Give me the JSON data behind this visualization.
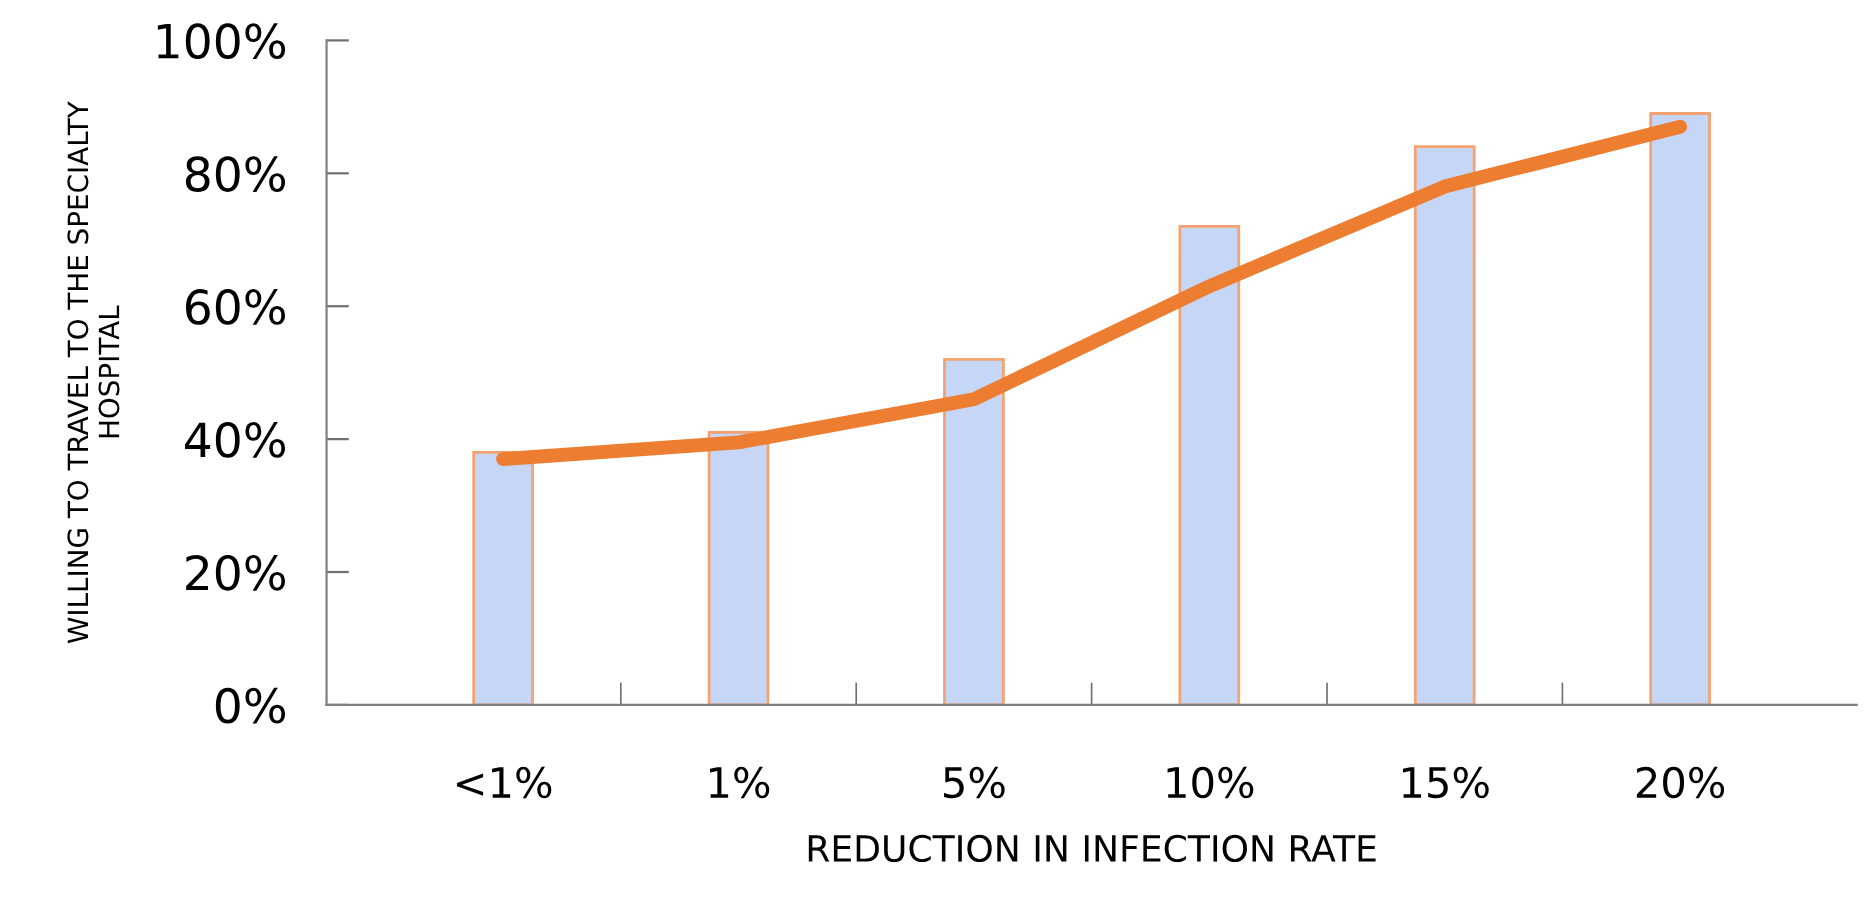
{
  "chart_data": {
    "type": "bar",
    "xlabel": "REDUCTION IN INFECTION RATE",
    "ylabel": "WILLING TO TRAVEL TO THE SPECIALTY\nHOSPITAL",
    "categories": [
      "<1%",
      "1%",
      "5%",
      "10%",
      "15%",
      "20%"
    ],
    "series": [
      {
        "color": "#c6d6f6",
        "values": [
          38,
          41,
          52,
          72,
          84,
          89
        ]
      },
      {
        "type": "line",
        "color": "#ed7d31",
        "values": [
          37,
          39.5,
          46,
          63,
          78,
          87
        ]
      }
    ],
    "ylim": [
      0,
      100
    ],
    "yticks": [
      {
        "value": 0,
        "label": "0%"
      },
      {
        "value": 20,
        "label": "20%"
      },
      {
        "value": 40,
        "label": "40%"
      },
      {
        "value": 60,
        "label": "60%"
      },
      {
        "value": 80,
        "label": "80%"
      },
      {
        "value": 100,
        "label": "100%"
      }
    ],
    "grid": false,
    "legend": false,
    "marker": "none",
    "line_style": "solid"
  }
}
•••
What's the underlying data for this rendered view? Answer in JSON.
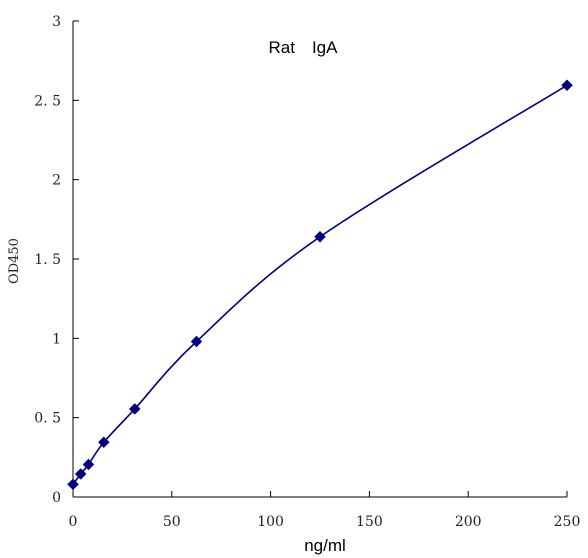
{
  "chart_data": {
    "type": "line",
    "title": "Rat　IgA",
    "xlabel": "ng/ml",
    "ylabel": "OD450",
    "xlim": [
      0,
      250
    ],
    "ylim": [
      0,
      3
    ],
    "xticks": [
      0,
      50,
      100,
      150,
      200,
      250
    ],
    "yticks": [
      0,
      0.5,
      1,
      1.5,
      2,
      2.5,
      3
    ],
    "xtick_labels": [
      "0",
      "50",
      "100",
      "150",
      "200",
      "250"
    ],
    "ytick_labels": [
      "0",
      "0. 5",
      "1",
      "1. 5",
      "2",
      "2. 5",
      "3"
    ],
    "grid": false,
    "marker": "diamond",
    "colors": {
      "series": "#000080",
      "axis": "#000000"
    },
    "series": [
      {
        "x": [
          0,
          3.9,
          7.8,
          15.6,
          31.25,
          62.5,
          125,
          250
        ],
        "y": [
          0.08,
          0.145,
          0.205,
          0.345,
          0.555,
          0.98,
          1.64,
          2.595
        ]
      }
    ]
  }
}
•••
● **Written instruction**: State how many lines in the records above contain the word "this", giving only the number.

● **Answer to the problem**: 2